= Data to use =
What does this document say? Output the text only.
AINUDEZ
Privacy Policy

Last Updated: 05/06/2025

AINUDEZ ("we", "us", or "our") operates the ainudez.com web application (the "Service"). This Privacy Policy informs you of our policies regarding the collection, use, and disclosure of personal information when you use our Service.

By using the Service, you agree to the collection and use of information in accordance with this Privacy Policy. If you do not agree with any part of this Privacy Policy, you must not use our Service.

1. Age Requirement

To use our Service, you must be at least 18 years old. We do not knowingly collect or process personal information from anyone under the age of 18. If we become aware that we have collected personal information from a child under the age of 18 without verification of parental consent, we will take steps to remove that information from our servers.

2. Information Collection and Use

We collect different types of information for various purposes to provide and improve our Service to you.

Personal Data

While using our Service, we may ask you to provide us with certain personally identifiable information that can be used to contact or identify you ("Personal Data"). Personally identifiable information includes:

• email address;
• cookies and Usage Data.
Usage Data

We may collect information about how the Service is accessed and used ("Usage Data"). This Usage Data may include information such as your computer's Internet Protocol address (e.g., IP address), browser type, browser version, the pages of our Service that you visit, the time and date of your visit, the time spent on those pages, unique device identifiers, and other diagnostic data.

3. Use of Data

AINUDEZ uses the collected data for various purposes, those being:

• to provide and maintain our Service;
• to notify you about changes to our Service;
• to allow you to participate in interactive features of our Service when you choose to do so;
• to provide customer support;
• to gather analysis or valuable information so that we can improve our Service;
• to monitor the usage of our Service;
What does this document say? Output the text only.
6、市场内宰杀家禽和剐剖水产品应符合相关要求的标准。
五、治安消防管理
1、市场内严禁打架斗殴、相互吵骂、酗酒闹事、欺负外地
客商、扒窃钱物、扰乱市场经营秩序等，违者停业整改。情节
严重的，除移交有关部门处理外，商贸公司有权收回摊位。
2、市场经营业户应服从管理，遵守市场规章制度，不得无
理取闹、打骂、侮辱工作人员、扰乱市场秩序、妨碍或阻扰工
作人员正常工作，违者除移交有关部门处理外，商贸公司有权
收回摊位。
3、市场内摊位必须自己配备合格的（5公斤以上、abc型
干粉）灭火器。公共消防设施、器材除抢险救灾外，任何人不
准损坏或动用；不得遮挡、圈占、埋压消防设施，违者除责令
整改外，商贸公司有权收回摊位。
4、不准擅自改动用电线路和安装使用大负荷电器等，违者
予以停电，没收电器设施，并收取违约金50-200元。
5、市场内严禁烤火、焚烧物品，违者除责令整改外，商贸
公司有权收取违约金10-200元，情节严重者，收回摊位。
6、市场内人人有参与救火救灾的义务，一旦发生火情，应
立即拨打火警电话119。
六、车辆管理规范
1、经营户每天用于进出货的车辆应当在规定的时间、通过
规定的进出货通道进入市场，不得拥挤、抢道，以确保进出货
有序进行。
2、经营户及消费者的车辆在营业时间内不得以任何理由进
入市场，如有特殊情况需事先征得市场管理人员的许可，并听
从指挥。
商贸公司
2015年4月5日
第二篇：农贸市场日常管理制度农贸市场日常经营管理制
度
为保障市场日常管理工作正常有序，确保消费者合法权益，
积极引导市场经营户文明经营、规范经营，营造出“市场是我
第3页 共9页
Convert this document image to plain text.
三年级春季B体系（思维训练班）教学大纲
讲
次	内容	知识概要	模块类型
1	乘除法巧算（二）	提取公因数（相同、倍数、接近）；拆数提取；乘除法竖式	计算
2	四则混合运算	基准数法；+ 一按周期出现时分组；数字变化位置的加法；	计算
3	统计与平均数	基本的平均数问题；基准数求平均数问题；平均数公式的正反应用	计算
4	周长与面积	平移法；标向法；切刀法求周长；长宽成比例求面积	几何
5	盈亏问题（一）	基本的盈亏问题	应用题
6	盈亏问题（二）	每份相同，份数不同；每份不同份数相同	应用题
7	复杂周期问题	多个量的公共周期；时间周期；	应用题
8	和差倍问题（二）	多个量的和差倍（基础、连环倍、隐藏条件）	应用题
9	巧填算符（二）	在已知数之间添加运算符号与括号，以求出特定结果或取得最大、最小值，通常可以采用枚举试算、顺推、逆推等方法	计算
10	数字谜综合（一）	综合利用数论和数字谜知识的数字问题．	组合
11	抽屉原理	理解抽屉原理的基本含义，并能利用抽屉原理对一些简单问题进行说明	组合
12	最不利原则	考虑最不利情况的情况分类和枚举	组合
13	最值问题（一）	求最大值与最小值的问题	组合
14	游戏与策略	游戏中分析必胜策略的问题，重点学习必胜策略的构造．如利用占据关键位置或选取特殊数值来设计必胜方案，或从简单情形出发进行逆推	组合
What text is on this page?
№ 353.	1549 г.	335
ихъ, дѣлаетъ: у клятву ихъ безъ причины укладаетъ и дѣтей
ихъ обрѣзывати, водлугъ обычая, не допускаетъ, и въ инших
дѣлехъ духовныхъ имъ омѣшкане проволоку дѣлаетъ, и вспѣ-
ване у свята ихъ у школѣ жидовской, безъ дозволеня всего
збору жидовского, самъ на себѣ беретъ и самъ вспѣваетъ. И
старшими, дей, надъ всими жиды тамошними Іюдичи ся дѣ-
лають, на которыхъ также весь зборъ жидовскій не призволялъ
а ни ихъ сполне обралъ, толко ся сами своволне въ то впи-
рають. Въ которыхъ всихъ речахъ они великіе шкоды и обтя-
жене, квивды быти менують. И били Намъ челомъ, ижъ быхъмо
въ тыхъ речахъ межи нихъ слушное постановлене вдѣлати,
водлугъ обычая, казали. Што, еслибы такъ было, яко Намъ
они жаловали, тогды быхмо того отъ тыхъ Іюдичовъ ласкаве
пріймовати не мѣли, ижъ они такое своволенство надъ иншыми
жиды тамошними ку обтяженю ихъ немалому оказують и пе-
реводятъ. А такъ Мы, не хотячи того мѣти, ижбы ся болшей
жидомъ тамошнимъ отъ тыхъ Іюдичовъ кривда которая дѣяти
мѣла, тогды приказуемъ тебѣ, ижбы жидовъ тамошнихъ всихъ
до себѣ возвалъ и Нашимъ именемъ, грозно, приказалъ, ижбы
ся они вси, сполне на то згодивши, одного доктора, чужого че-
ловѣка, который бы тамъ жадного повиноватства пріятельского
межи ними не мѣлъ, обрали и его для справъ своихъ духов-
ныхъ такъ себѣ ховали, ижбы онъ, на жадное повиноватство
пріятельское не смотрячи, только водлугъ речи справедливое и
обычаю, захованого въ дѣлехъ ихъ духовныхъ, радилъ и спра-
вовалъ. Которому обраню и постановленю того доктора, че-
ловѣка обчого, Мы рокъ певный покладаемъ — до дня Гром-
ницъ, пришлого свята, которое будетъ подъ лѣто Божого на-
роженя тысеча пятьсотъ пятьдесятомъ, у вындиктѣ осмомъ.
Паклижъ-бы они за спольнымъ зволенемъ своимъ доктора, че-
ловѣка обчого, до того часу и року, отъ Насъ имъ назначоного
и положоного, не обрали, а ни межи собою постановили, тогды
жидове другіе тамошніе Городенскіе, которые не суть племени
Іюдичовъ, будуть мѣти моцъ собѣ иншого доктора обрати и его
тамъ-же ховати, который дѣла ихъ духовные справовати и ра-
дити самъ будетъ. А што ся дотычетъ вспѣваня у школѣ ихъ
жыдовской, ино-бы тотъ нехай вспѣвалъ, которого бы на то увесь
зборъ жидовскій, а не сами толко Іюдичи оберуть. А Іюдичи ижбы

= Task statement =
Give the count of lines in the records that contain "всихъ", and no other text.

= Worked answer =
2